• WRITTEN REQUEST: How many lines in the records below contain the string "checkbox", matching letter case exactly? Give only the number.

• EXTRACTED DATA:
* * * * * * *

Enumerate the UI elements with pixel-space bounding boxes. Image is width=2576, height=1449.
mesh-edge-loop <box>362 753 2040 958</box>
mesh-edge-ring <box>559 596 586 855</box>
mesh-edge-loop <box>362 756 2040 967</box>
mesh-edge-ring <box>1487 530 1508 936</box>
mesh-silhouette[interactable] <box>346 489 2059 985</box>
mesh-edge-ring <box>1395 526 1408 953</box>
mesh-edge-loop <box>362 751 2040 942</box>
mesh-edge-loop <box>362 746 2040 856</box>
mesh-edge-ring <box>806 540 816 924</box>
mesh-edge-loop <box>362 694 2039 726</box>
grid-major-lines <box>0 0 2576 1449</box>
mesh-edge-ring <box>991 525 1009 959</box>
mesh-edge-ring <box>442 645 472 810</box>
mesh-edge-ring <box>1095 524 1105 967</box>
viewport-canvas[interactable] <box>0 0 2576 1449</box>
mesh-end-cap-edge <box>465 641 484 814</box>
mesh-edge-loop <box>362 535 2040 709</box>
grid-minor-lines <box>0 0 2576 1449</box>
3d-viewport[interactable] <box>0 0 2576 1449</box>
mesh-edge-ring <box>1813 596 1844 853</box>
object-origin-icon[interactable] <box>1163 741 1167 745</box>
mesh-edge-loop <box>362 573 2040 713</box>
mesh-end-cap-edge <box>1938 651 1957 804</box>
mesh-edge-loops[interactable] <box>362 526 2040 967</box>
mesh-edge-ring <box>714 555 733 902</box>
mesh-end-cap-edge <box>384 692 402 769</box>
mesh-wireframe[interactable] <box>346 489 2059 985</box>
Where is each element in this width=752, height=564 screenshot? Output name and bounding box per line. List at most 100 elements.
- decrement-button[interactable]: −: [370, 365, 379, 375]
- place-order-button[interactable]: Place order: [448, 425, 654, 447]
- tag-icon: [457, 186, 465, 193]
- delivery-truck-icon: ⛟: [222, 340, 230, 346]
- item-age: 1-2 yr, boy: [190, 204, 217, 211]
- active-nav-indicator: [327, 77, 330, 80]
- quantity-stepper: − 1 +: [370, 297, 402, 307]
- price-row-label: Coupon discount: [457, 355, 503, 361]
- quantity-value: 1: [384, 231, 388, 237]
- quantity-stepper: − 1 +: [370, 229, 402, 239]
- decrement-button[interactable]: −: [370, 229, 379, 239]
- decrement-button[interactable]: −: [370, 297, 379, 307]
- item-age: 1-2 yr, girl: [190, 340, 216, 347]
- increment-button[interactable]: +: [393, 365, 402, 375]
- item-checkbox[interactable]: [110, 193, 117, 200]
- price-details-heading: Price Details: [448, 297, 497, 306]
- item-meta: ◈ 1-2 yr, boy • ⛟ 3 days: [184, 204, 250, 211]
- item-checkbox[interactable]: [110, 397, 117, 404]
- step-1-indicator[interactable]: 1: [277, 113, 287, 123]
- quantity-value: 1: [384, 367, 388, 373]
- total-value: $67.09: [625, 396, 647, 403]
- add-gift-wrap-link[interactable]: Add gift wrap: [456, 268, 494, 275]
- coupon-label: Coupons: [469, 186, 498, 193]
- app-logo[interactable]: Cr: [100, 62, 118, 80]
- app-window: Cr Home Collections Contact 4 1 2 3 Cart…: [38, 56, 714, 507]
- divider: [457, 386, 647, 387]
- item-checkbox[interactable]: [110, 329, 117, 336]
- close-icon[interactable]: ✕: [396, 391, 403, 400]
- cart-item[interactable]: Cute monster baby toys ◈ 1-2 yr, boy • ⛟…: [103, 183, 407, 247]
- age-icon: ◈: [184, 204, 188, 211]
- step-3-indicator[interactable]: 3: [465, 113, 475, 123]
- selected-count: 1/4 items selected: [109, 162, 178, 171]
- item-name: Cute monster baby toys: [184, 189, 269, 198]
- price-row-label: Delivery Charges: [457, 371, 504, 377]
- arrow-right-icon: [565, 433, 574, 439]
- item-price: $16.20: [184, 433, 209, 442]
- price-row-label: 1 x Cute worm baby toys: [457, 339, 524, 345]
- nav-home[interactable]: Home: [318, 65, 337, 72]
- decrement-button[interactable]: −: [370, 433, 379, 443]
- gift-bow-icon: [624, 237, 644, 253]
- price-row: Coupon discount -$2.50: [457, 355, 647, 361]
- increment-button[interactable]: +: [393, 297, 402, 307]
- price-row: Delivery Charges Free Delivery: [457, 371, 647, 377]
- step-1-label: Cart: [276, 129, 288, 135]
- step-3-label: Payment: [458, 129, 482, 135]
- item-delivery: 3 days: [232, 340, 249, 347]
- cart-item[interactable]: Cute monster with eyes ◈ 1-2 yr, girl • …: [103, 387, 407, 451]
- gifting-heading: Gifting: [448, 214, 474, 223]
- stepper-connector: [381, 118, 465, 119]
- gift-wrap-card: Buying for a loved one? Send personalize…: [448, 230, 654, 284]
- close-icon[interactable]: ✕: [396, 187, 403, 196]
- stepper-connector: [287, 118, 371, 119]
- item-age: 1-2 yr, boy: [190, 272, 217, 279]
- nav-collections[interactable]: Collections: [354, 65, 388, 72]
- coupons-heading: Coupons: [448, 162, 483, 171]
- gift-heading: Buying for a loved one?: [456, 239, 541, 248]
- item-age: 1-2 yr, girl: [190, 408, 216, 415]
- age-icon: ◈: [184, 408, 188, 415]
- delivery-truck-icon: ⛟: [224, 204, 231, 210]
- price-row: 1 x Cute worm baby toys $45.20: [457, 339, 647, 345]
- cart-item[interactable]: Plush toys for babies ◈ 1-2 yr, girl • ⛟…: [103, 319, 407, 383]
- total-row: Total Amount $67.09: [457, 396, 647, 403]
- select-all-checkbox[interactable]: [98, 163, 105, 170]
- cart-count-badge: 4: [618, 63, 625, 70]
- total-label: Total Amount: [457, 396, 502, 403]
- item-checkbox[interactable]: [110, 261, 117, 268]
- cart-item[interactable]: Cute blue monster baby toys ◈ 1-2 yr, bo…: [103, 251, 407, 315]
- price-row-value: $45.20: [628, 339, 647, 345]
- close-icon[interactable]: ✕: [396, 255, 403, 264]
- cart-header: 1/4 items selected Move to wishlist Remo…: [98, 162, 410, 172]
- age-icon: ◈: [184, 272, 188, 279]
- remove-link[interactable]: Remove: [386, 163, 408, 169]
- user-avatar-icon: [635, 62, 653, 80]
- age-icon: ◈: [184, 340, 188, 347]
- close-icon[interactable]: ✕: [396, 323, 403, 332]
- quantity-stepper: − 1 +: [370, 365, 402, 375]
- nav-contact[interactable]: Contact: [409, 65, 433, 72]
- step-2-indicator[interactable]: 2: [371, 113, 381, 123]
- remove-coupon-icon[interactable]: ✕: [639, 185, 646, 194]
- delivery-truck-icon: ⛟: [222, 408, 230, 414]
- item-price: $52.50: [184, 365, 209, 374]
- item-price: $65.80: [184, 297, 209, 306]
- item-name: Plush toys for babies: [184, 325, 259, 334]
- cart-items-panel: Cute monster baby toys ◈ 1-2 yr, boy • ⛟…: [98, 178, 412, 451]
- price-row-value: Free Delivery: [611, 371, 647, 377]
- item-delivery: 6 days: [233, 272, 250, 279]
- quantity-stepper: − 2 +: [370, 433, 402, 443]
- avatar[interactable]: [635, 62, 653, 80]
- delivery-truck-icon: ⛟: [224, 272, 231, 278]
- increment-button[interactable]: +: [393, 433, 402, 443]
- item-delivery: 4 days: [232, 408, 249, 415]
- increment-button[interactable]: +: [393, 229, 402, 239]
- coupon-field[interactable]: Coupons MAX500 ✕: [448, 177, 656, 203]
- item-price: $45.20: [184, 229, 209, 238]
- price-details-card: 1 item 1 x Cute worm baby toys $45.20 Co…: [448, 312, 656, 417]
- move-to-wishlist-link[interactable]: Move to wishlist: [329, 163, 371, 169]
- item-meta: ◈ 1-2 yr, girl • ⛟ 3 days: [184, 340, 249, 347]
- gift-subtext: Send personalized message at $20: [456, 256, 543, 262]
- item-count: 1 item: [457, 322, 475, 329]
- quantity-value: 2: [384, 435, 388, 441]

* * * * * * *

• WRITTEN REPLY: 5